### [DATA]

────────

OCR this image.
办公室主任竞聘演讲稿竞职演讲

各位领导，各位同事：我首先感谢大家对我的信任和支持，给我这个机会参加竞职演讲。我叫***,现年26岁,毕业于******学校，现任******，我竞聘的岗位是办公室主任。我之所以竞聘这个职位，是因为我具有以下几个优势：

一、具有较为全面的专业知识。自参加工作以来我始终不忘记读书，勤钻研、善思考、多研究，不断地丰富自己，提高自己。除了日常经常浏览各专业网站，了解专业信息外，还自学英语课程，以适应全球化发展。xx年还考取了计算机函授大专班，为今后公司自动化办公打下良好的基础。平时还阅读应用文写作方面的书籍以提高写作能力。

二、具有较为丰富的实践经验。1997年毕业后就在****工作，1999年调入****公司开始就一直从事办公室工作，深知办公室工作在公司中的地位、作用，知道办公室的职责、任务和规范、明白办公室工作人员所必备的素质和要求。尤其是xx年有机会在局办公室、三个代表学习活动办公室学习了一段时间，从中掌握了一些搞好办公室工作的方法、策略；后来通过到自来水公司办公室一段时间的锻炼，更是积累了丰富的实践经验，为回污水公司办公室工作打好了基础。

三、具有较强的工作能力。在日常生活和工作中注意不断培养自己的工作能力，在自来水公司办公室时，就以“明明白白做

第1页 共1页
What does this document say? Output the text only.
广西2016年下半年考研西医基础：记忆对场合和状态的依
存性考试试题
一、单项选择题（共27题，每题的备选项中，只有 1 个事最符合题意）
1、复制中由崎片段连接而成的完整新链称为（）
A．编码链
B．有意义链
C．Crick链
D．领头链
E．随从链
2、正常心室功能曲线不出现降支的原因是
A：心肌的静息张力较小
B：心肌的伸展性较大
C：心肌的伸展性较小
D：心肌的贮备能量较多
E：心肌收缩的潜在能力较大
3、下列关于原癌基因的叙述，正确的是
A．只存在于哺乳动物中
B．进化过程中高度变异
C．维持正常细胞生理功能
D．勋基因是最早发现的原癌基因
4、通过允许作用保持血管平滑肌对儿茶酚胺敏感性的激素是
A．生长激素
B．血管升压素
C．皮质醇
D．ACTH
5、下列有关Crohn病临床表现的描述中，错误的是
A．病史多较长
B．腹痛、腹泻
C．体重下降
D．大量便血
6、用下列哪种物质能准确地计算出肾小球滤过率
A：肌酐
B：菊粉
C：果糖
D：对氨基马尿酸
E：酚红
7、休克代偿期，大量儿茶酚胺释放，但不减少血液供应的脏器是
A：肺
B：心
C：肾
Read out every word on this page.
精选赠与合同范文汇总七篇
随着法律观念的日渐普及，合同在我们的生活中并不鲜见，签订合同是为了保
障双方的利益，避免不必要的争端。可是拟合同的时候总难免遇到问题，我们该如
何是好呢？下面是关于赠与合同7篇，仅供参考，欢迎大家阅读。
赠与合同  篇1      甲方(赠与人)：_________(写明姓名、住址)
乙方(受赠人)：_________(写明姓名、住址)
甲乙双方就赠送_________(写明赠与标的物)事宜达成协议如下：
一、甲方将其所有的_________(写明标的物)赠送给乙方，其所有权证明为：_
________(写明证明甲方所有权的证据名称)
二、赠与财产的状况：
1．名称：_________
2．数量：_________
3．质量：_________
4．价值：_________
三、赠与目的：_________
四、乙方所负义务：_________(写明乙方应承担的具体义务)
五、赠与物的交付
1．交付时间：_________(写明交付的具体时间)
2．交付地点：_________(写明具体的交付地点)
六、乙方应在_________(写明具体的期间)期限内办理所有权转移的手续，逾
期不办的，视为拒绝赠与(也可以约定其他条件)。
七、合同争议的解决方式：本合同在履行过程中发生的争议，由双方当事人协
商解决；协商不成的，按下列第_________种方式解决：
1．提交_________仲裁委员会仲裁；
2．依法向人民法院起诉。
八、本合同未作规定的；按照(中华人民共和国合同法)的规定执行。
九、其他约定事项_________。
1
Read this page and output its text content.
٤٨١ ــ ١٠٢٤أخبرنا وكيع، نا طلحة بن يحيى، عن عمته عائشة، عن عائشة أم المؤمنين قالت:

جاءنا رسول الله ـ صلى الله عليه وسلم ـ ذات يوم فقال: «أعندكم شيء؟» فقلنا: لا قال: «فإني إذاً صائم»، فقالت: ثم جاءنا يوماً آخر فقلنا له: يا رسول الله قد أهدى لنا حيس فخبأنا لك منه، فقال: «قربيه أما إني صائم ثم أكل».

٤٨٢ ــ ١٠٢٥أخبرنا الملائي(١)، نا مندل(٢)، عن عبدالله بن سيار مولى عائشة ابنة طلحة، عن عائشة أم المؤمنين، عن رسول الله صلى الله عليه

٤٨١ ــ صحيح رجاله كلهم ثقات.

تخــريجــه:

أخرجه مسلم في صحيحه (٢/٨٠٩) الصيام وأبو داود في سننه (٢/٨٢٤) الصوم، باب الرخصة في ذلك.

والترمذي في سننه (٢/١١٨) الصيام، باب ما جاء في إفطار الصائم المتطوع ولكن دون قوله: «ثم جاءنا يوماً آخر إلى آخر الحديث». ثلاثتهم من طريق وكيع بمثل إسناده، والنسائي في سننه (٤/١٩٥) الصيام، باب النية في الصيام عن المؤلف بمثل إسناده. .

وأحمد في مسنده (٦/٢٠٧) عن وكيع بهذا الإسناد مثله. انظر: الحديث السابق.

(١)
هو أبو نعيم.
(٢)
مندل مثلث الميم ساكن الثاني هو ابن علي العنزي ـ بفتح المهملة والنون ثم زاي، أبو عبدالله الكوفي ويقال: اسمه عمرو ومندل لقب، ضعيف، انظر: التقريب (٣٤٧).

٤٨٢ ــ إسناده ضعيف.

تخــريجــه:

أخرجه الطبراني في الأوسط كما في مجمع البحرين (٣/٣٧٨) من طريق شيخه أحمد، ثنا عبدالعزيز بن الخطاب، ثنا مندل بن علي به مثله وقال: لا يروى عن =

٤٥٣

────────

### [YOUR INSTRUCTIONS]
Only lines with the word "الصيام" are wanted, so copy each one from the records.

### [EXPECTED ANSWER]
أخرجه مسلم في صحيحه (٢/٨٠٩) الصيام وأبو داود في سننه (٢/٨٢٤) الصوم، باب الرخصة في ذلك.
والترمذي في سننه (٢/١١٨) الصيام، باب ما جاء في إفطار الصائم المتطوع ولكن دون قوله: «ثم جاءنا يوماً آخر إلى آخر الحديث». ثلاثتهم من طريق وكيع بمثل إسناده، والنسائي في سننه (٤/١٩٥) الصيام، باب النية في الصيام عن المؤلف بمثل إسناده. .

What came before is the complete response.